Short problem:
Pull out each line of the records holding the string "Monthly".

--- Start Exercise inputs ---

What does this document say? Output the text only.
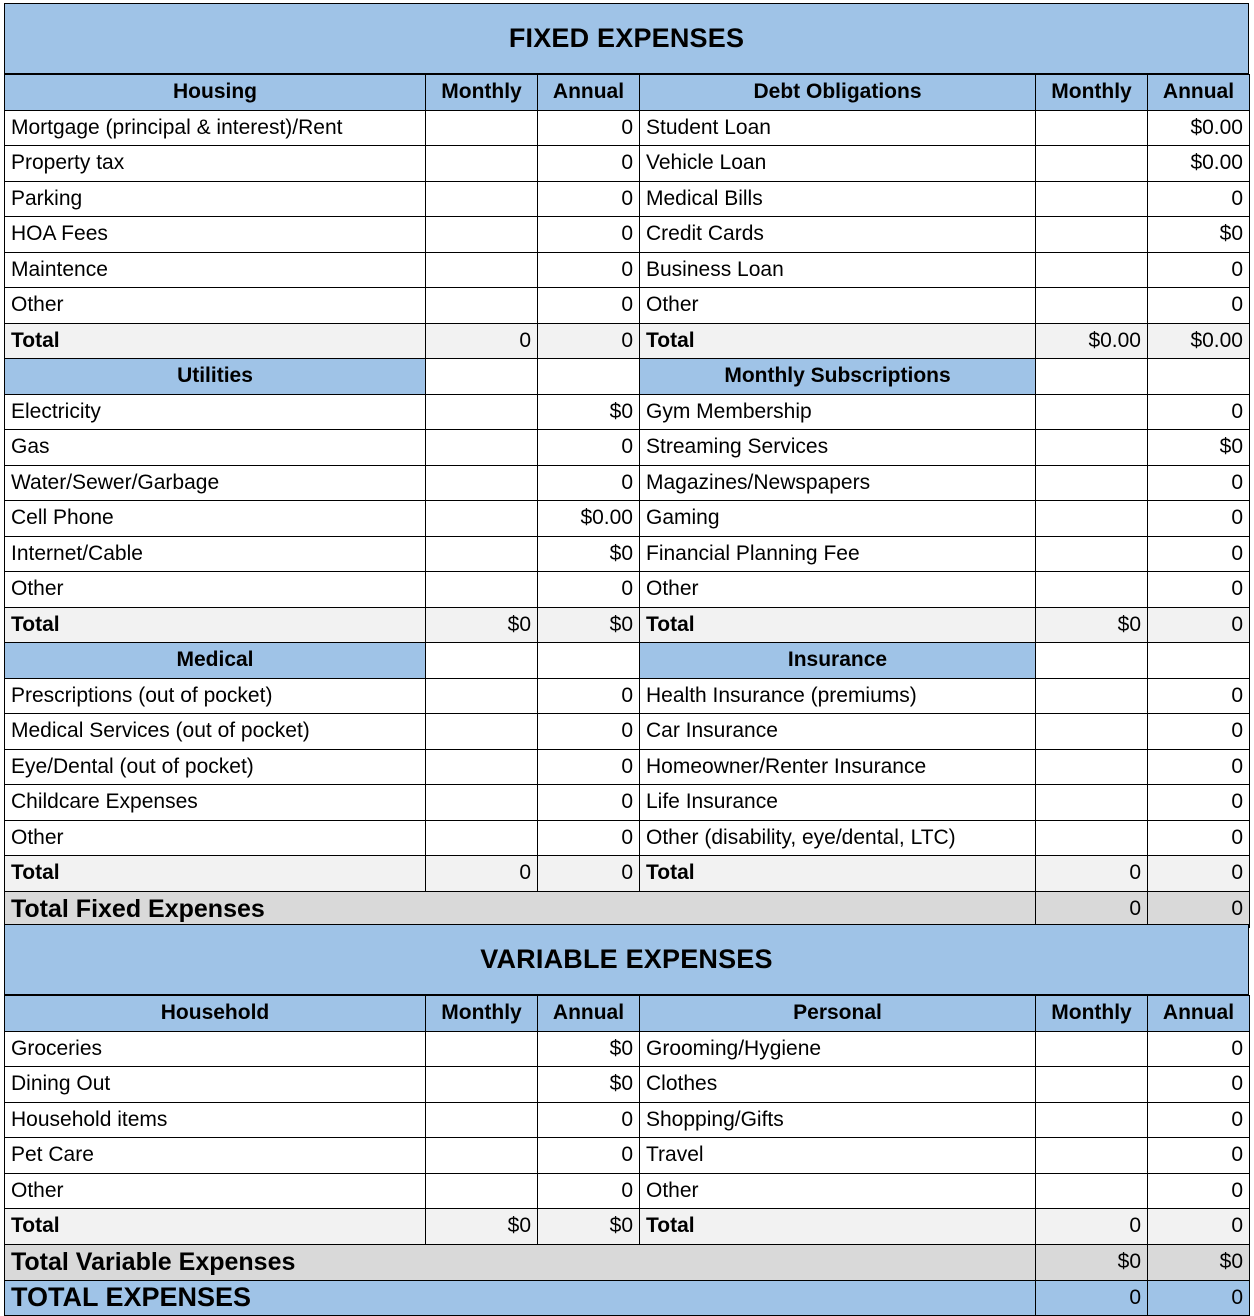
FIXED EXPENSES
Housing	Monthly	Annual	Debt Obligations	Monthly	Annual
Mortgage (principal & interest)/Rent		0	Student Loan		$0.00
Property tax		0	Vehicle Loan		$0.00
Parking		0	Medical Bills		0
HOA Fees		0	Credit Cards		$0
Maintence		0	Business Loan		0
Other		0	Other		0
Total	0	0	Total	$0.00	$0.00
Utilities			Monthly Subscriptions		
Electricity		$0	Gym Membership		0
Gas		0	Streaming Services		$0
Water/Sewer/Garbage		0	Magazines/Newspapers		0
Cell Phone		$0.00	Gaming		0
Internet/Cable		$0	Financial Planning Fee		0
Other		0	Other		0
Total	$0	$0	Total	$0	0
Medical			Insurance		
Prescriptions (out of pocket)		0	Health Insurance (premiums)		0
Medical Services (out of pocket)		0	Car Insurance		0
Eye/Dental (out of pocket)		0	Homeowner/Renter Insurance		0
Childcare Expenses		0	Life Insurance		0
Other		0	Other (disability, eye/dental, LTC)		0
Total	0	0	Total	0	0
Total Fixed Expenses				0	0
VARIABLE EXPENSES
Household	Monthly	Annual	Personal	Monthly	Annual
Groceries		$0	Grooming/Hygiene		0
Dining Out		$0	Clothes		0
Household items		0	Shopping/Gifts		0
Pet Care		0	Travel		0
Other		0	Other		0
Total	$0	$0	Total	0	0
Total Variable Expenses				$0	$0
TOTAL EXPENSES				0	0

--- End Exercise inputs ---

Solved exercise:
Housing	Monthly	Annual	Debt Obligations	Monthly	Annual
Utilities			Monthly Subscriptions		
Household	Monthly	Annual	Personal	Monthly	Annual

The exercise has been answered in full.